*Input material*
** begin **

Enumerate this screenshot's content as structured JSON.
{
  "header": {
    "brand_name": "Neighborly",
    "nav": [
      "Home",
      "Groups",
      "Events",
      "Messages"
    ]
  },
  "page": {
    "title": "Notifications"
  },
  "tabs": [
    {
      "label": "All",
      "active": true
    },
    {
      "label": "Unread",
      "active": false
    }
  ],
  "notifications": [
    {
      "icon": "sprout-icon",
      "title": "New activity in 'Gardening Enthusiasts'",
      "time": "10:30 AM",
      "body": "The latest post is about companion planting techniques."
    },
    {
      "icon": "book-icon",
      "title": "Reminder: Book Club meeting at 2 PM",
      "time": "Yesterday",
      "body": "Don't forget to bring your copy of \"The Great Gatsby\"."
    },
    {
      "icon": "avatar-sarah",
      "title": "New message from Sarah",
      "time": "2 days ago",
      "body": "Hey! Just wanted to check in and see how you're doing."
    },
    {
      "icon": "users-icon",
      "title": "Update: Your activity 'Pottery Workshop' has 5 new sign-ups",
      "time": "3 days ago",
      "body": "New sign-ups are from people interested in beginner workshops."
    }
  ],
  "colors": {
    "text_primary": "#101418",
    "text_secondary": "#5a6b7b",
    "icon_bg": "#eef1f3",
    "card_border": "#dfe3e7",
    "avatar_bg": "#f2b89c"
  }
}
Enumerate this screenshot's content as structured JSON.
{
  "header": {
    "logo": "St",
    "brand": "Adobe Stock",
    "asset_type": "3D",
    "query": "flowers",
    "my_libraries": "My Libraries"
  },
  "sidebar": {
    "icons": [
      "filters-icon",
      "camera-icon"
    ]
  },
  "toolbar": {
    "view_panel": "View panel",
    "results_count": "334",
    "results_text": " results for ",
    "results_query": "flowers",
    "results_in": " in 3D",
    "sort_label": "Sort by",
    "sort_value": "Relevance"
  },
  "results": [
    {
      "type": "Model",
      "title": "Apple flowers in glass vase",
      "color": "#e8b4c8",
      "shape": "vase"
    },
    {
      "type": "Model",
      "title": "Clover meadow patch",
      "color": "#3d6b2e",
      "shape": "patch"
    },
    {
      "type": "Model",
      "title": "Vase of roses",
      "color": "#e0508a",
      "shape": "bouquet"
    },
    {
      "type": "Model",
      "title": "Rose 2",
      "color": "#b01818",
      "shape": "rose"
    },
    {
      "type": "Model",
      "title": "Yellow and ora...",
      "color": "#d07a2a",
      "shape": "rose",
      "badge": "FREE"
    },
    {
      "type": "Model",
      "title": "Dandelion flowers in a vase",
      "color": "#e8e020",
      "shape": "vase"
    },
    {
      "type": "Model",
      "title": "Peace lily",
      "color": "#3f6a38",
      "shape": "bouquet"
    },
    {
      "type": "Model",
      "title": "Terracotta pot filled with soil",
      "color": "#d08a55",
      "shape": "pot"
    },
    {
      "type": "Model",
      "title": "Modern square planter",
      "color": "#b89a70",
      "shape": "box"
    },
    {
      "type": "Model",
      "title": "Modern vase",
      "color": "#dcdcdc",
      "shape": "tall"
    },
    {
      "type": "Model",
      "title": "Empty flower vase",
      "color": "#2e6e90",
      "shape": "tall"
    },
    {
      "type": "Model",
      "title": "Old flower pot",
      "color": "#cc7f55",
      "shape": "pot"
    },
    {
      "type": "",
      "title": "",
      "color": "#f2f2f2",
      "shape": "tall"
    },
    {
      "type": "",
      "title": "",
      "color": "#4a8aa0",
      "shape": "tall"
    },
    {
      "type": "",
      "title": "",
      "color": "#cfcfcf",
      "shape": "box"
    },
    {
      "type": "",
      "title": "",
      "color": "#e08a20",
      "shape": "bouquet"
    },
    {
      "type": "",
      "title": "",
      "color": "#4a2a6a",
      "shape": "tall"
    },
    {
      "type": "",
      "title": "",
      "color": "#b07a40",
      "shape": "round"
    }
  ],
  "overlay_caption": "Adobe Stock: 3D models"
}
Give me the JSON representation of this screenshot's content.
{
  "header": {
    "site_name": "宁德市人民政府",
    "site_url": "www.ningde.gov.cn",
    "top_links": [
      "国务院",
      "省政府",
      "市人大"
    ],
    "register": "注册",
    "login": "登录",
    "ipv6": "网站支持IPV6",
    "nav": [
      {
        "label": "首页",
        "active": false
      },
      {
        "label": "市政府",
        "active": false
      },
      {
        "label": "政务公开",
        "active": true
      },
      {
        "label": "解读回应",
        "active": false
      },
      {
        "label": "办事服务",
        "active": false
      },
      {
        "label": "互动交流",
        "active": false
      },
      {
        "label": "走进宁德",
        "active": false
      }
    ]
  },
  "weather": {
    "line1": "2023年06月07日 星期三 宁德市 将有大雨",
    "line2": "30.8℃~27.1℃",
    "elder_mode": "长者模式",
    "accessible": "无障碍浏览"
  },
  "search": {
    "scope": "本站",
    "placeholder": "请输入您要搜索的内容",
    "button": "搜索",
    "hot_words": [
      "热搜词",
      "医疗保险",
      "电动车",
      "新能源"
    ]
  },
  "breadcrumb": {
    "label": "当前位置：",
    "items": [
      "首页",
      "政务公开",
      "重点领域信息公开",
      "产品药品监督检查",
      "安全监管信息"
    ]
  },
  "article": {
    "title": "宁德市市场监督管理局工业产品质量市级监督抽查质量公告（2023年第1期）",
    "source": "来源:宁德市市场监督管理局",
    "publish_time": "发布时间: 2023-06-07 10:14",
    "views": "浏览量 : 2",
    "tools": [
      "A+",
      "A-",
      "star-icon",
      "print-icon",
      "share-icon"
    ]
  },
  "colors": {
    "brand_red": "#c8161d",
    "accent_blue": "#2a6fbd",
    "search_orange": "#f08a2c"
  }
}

** end **

Repeat the whole listing exactly, keeping every line intact.

*Written response*
Enumerate this screenshot's content as structured JSON.
{
  "header": {
    "brand_name": "Neighborly",
    "nav": [
      "Home",
      "Groups",
      "Events",
      "Messages"
    ]
  },
  "page": {
    "title": "Notifications"
  },
  "tabs": [
    {
      "label": "All",
      "active": true
    },
    {
      "label": "Unread",
      "active": false
    }
  ],
  "notifications": [
    {
      "icon": "sprout-icon",
      "title": "New activity in 'Gardening Enthusiasts'",
      "time": "10:30 AM",
      "body": "The latest post is about companion planting techniques."
    },
    {
      "icon": "book-icon",
      "title": "Reminder: Book Club meeting at 2 PM",
      "time": "Yesterday",
      "body": "Don't forget to bring your copy of \"The Great Gatsby\"."
    },
    {
      "icon": "avatar-sarah",
      "title": "New message from Sarah",
      "time": "2 days ago",
      "body": "Hey! Just wanted to check in and see how you're doing."
    },
    {
      "icon": "users-icon",
      "title": "Update: Your activity 'Pottery Workshop' has 5 new sign-ups",
      "time": "3 days ago",
      "body": "New sign-ups are from people interested in beginner workshops."
    }
  ],
  "colors": {
    "text_primary": "#101418",
    "text_secondary": "#5a6b7b",
    "icon_bg": "#eef1f3",
    "card_border": "#dfe3e7",
    "avatar_bg": "#f2b89c"
  }
}
Enumerate this screenshot's content as structured JSON.
{
  "header": {
    "logo": "St",
    "brand": "Adobe Stock",
    "asset_type": "3D",
    "query": "flowers",
    "my_libraries": "My Libraries"
  },
  "sidebar": {
    "icons": [
      "filters-icon",
      "camera-icon"
    ]
  },
  "toolbar": {
    "view_panel": "View panel",
    "results_count": "334",
    "results_text": " results for ",
    "results_query": "flowers",
    "results_in": " in 3D",
    "sort_label": "Sort by",
    "sort_value": "Relevance"
  },
  "results": [
    {
      "type": "Model",
      "title": "Apple flowers in glass vase",
      "color": "#e8b4c8",
      "shape": "vase"
    },
    {
      "type": "Model",
      "title": "Clover meadow patch",
      "color": "#3d6b2e",
      "shape": "patch"
    },
    {
      "type": "Model",
      "title": "Vase of roses",
      "color": "#e0508a",
      "shape": "bouquet"
    },
    {
      "type": "Model",
      "title": "Rose 2",
      "color": "#b01818",
      "shape": "rose"
    },
    {
      "type": "Model",
      "title": "Yellow and ora...",
      "color": "#d07a2a",
      "shape": "rose",
      "badge": "FREE"
    },
    {
      "type": "Model",
      "title": "Dandelion flowers in a vase",
      "color": "#e8e020",
      "shape": "vase"
    },
    {
      "type": "Model",
      "title": "Peace lily",
      "color": "#3f6a38",
      "shape": "bouquet"
    },
    {
      "type": "Model",
      "title": "Terracotta pot filled with soil",
      "color": "#d08a55",
      "shape": "pot"
    },
    {
      "type": "Model",
      "title": "Modern square planter",
      "color": "#b89a70",
      "shape": "box"
    },
    {
      "type": "Model",
      "title": "Modern vase",
      "color": "#dcdcdc",
      "shape": "tall"
    },
    {
      "type": "Model",
      "title": "Empty flower vase",
      "color": "#2e6e90",
      "shape": "tall"
    },
    {
      "type": "Model",
      "title": "Old flower pot",
      "color": "#cc7f55",
      "shape": "pot"
    },
    {
      "type": "",
      "title": "",
      "color": "#f2f2f2",
      "shape": "tall"
    },
    {
      "type": "",
      "title": "",
      "color": "#4a8aa0",
      "shape": "tall"
    },
    {
      "type": "",
      "title": "",
      "color": "#cfcfcf",
      "shape": "box"
    },
    {
      "type": "",
      "title": "",
      "color": "#e08a20",
      "shape": "bouquet"
    },
    {
      "type": "",
      "title": "",
      "color": "#4a2a6a",
      "shape": "tall"
    },
    {
      "type": "",
      "title": "",
      "color": "#b07a40",
      "shape": "round"
    }
  ],
  "overlay_caption": "Adobe Stock: 3D models"
}
Give me the JSON representation of this screenshot's content.
{
  "header": {
    "site_name": "宁德市人民政府",
    "site_url": "www.ningde.gov.cn",
    "top_links": [
      "国务院",
      "省政府",
      "市人大"
    ],
    "register": "注册",
    "login": "登录",
    "ipv6": "网站支持IPV6",
    "nav": [
      {
        "label": "首页",
        "active": false
      },
      {
        "label": "市政府",
        "active": false
      },
      {
        "label": "政务公开",
        "active": true
      },
      {
        "label": "解读回应",
        "active": false
      },
      {
        "label": "办事服务",
        "active": false
      },
      {
        "label": "互动交流",
        "active": false
      },
      {
        "label": "走进宁德",
        "active": false
      }
    ]
  },
  "weather": {
    "line1": "2023年06月07日 星期三 宁德市 将有大雨",
    "line2": "30.8℃~27.1℃",
    "elder_mode": "长者模式",
    "accessible": "无障碍浏览"
  },
  "search": {
    "scope": "本站",
    "placeholder": "请输入您要搜索的内容",
    "button": "搜索",
    "hot_words": [
      "热搜词",
      "医疗保险",
      "电动车",
      "新能源"
    ]
  },
  "breadcrumb": {
    "label": "当前位置：",
    "items": [
      "首页",
      "政务公开",
      "重点领域信息公开",
      "产品药品监督检查",
      "安全监管信息"
    ]
  },
  "article": {
    "title": "宁德市市场监督管理局工业产品质量市级监督抽查质量公告（2023年第1期）",
    "source": "来源:宁德市市场监督管理局",
    "publish_time": "发布时间: 2023-06-07 10:14",
    "views": "浏览量 : 2",
    "tools": [
      "A+",
      "A-",
      "star-icon",
      "print-icon",
      "share-icon"
    ]
  },
  "colors": {
    "brand_red": "#c8161d",
    "accent_blue": "#2a6fbd",
    "search_orange": "#f08a2c"
  }
}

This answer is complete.